◆ Records from a data collection:

* START *

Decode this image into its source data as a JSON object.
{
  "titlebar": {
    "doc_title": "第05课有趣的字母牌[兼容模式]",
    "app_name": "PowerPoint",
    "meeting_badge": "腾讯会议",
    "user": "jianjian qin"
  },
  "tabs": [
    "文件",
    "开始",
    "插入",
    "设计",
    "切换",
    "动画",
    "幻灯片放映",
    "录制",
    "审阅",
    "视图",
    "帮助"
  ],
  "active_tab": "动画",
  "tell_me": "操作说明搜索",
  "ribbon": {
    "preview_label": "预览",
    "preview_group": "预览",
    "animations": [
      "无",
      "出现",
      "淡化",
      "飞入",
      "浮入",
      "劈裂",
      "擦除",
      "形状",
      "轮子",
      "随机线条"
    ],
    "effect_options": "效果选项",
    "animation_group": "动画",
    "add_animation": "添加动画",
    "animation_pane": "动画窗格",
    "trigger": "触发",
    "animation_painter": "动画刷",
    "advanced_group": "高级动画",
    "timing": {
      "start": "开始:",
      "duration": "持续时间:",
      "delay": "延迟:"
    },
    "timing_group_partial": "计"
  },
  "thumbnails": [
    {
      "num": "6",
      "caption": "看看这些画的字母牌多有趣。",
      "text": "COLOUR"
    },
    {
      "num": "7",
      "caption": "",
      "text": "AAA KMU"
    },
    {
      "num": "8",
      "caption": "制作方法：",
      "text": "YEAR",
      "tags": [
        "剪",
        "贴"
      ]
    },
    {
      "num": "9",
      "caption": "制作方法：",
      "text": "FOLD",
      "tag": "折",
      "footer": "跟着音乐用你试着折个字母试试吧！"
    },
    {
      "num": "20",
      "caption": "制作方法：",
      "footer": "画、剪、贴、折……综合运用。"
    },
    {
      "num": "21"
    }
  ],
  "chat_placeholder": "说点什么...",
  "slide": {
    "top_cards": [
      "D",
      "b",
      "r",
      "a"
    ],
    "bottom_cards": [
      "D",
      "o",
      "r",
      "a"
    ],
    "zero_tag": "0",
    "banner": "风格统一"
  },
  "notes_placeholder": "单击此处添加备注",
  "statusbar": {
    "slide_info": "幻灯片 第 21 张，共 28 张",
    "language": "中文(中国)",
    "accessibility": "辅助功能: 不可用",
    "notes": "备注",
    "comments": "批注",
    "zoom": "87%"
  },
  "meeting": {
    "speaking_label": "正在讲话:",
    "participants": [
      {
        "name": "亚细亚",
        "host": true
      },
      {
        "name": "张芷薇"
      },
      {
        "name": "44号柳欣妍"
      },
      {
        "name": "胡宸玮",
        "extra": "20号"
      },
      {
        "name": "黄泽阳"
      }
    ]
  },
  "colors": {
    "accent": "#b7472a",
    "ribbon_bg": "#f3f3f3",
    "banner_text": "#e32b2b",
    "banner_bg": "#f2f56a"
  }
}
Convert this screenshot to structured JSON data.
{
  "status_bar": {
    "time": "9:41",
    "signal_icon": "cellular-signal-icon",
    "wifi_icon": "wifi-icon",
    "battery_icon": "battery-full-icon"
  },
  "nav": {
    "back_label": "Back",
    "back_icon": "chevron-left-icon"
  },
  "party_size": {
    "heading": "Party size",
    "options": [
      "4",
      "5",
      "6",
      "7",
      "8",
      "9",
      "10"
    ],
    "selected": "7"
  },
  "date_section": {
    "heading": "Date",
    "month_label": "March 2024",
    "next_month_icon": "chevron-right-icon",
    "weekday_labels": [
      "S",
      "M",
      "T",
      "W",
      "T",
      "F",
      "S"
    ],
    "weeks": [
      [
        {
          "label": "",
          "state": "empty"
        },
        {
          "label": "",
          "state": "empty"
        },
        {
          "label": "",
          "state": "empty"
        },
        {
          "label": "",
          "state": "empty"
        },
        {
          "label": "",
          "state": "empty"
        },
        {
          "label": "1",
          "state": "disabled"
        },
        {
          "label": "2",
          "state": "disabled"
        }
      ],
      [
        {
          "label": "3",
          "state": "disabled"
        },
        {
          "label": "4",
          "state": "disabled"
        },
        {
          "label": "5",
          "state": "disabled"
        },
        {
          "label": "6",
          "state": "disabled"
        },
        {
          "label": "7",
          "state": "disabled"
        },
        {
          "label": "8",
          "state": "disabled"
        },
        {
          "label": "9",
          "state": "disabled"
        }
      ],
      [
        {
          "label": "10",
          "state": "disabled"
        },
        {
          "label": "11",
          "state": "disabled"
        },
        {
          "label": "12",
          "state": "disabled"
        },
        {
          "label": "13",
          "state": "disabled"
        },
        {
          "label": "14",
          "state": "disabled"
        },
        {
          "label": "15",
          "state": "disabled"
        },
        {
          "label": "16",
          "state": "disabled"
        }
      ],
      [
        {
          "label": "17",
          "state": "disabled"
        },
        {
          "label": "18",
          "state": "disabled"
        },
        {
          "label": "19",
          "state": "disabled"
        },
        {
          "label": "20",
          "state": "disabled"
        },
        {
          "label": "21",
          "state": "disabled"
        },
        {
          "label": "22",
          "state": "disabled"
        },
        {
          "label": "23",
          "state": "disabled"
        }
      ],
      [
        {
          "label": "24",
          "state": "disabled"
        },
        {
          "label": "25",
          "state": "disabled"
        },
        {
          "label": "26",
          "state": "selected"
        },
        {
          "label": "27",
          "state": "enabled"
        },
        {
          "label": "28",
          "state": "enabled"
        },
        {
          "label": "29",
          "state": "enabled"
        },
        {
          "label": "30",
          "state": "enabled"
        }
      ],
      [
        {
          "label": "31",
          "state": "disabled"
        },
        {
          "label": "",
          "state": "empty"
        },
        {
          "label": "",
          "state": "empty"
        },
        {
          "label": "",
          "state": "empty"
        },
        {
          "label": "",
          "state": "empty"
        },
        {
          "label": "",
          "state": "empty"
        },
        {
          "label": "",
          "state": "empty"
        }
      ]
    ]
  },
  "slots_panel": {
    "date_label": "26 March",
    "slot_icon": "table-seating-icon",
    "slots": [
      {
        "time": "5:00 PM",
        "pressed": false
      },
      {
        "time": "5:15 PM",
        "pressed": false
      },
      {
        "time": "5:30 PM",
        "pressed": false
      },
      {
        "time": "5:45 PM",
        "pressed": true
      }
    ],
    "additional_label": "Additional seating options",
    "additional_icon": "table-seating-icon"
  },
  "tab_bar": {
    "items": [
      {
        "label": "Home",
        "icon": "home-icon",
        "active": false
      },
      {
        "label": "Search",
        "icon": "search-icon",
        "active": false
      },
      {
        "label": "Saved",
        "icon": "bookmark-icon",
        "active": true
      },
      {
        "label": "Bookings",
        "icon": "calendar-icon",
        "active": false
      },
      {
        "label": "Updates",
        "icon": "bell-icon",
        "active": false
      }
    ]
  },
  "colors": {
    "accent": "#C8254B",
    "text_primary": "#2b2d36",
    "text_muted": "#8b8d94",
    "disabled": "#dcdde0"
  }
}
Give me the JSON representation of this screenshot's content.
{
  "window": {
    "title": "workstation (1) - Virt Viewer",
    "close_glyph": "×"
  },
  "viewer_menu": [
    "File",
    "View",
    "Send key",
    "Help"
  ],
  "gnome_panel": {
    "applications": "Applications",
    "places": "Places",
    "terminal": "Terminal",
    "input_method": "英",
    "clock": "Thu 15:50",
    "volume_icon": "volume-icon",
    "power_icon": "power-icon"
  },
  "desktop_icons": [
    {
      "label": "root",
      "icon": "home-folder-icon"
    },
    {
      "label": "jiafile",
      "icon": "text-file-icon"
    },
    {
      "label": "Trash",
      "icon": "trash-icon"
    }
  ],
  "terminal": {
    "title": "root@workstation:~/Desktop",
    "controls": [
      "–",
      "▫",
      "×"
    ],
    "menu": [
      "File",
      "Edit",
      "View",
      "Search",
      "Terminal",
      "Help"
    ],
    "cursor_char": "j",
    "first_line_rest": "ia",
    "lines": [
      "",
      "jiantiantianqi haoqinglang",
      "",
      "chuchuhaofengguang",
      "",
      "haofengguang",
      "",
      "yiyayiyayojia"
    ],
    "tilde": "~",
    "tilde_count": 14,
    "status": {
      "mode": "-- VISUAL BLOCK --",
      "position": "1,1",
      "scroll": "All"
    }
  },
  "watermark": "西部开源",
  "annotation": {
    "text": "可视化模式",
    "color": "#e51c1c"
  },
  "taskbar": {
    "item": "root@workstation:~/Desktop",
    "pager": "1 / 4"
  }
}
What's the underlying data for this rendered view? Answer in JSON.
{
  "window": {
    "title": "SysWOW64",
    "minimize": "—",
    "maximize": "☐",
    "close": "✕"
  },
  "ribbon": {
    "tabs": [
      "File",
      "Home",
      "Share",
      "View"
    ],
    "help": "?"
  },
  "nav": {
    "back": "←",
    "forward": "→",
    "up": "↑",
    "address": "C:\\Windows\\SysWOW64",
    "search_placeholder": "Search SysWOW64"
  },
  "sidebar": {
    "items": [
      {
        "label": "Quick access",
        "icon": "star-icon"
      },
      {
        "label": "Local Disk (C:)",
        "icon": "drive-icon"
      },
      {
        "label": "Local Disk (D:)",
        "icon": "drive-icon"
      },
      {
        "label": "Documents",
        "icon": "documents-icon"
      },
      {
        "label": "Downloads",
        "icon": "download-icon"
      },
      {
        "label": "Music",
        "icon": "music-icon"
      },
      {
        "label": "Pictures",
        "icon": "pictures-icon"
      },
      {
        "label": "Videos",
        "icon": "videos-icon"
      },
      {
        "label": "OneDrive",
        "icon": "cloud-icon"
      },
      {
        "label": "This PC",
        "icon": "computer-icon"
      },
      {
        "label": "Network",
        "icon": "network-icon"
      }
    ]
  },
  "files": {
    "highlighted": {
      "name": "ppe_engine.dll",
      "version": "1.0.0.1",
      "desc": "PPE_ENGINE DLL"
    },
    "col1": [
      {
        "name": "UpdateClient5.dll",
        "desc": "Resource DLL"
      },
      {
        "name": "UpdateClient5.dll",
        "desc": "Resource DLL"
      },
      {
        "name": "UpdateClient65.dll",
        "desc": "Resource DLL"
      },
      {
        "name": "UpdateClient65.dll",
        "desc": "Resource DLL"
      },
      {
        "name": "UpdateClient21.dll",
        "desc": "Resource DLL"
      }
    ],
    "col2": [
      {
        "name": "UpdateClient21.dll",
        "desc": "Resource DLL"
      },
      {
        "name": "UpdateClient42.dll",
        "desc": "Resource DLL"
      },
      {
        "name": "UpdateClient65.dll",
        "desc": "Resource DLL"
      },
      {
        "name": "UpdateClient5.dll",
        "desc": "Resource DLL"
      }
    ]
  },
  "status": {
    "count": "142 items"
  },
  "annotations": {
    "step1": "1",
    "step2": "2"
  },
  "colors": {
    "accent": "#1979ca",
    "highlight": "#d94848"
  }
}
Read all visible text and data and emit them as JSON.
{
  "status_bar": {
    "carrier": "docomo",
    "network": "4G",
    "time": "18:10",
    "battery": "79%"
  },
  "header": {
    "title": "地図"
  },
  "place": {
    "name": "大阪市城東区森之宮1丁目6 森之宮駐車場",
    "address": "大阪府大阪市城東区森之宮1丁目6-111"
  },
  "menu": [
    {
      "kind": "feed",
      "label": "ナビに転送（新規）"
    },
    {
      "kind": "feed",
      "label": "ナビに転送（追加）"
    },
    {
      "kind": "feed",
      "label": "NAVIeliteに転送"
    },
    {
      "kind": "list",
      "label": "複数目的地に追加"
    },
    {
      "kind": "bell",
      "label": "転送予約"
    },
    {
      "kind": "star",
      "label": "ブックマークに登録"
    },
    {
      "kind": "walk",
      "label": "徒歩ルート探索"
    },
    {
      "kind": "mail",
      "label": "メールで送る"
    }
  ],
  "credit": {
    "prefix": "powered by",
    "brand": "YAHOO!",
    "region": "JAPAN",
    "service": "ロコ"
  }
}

* END *

◆ Problem description: Write out again, exactly, the lines from the one holding "Read all visible" through the end of the listing, with both ends included.

◆ Solution to the exercise:
Read all visible text and data and emit them as JSON.
{
  "status_bar": {
    "carrier": "docomo",
    "network": "4G",
    "time": "18:10",
    "battery": "79%"
  },
  "header": {
    "title": "地図"
  },
  "place": {
    "name": "大阪市城東区森之宮1丁目6 森之宮駐車場",
    "address": "大阪府大阪市城東区森之宮1丁目6-111"
  },
  "menu": [
    {
      "kind": "feed",
      "label": "ナビに転送（新規）"
    },
    {
      "kind": "feed",
      "label": "ナビに転送（追加）"
    },
    {
      "kind": "feed",
      "label": "NAVIeliteに転送"
    },
    {
      "kind": "list",
      "label": "複数目的地に追加"
    },
    {
      "kind": "bell",
      "label": "転送予約"
    },
    {
      "kind": "star",
      "label": "ブックマークに登録"
    },
    {
      "kind": "walk",
      "label": "徒歩ルート探索"
    },
    {
      "kind": "mail",
      "label": "メールで送る"
    }
  ],
  "credit": {
    "prefix": "powered by",
    "brand": "YAHOO!",
    "region": "JAPAN",
    "service": "ロコ"
  }
}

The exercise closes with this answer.